— begin Dataset content —
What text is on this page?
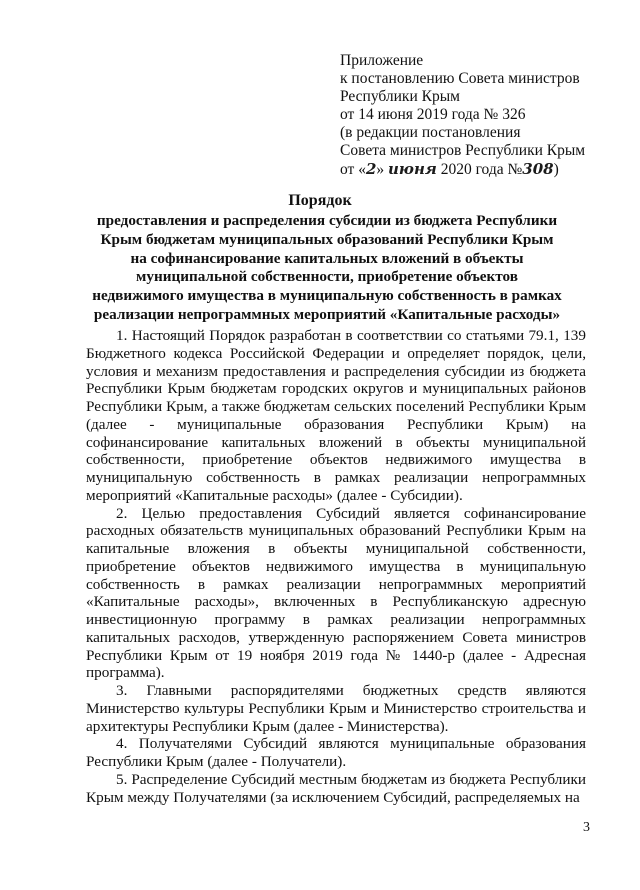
Приложение
к постановлению Совета министров
Республики Крым
от 14 июня 2019 года № 326
(в редакции постановления
Совета министров Республики Крым
от «2» июня 2020 года №308)
Порядок
предоставления и распределения субсидии из бюджета Республики Крым бюджетам муниципальных образований Республики Крым на софинансирование капитальных вложений в объекты муниципальной собственности, приобретение объектов недвижимого имущества в муниципальную собственность в рамках реализации непрограммных мероприятий «Капитальные расходы»

1. Настоящий Порядок разработан в соответствии со статьями 79.1, 139 Бюджетного кодекса Российской Федерации и определяет порядок, цели, условия и механизм предоставления и распределения субсидии из бюджета Республики Крым бюджетам городских округов и муниципальных районов Республики Крым, а также бюджетам сельских поселений Республики Крым (далее - муниципальные образования Республики Крым) на софинансирование капитальных вложений в объекты муниципальной собственности, приобретение объектов недвижимого имущества в муниципальную собственность в рамках реализации непрограммных мероприятий «Капитальные расходы» (далее - Субсидии).

2. Целью предоставления Субсидий является софинансирование расходных обязательств муниципальных образований Республики Крым на капитальные вложения в объекты муниципальной собственности, приобретение объектов недвижимого имущества в муниципальную собственность в рамках реализации непрограммных мероприятий «Капитальные расходы», включенных в Республиканскую адресную инвестиционную программу в рамках реализации непрограммных капитальных расходов, утвержденную распоряжением Совета министров Республики Крым от 19 ноября 2019 года № 1440-р (далее - Адресная программа).

3. Главными распорядителями бюджетных средств являются Министерство культуры Республики Крым и Министерство строительства и архитектуры Республики Крым (далее - Министерства).

4. Получателями Субсидий являются муниципальные образования Республики Крым (далее - Получатели).

5. Распределение Субсидий местным бюджетам из бюджета Республики Крым между Получателями (за исключением Субсидий, распределяемых на

3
— end Dataset content —
Reproduce the records verbatim, omitting all images they contain.

# Correct response
What text is on this page?
Приложение
к постановлению Совета министров
Республики Крым
от 14 июня 2019 года № 326
(в редакции постановления
Совета министров Республики Крым
от «2» июня 2020 года №308)
Порядок
предоставления и распределения субсидии из бюджета Республики Крым бюджетам муниципальных образований Республики Крым на софинансирование капитальных вложений в объекты муниципальной собственности, приобретение объектов недвижимого имущества в муниципальную собственность в рамках реализации непрограммных мероприятий «Капитальные расходы»

1. Настоящий Порядок разработан в соответствии со статьями 79.1, 139 Бюджетного кодекса Российской Федерации и определяет порядок, цели, условия и механизм предоставления и распределения субсидии из бюджета Республики Крым бюджетам городских округов и муниципальных районов Республики Крым, а также бюджетам сельских поселений Республики Крым (далее - муниципальные образования Республики Крым) на софинансирование капитальных вложений в объекты муниципальной собственности, приобретение объектов недвижимого имущества в муниципальную собственность в рамках реализации непрограммных мероприятий «Капитальные расходы» (далее - Субсидии).

2. Целью предоставления Субсидий является софинансирование расходных обязательств муниципальных образований Республики Крым на капитальные вложения в объекты муниципальной собственности, приобретение объектов недвижимого имущества в муниципальную собственность в рамках реализации непрограммных мероприятий «Капитальные расходы», включенных в Республиканскую адресную инвестиционную программу в рамках реализации непрограммных капитальных расходов, утвержденную распоряжением Совета министров Республики Крым от 19 ноября 2019 года № 1440-р (далее - Адресная программа).

3. Главными распорядителями бюджетных средств являются Министерство культуры Республики Крым и Министерство строительства и архитектуры Республики Крым (далее - Министерства).

4. Получателями Субсидий являются муниципальные образования Республики Крым (далее - Получатели).

5. Распределение Субсидий местным бюджетам из бюджета Республики Крым между Получателями (за исключением Субсидий, распределяемых на

3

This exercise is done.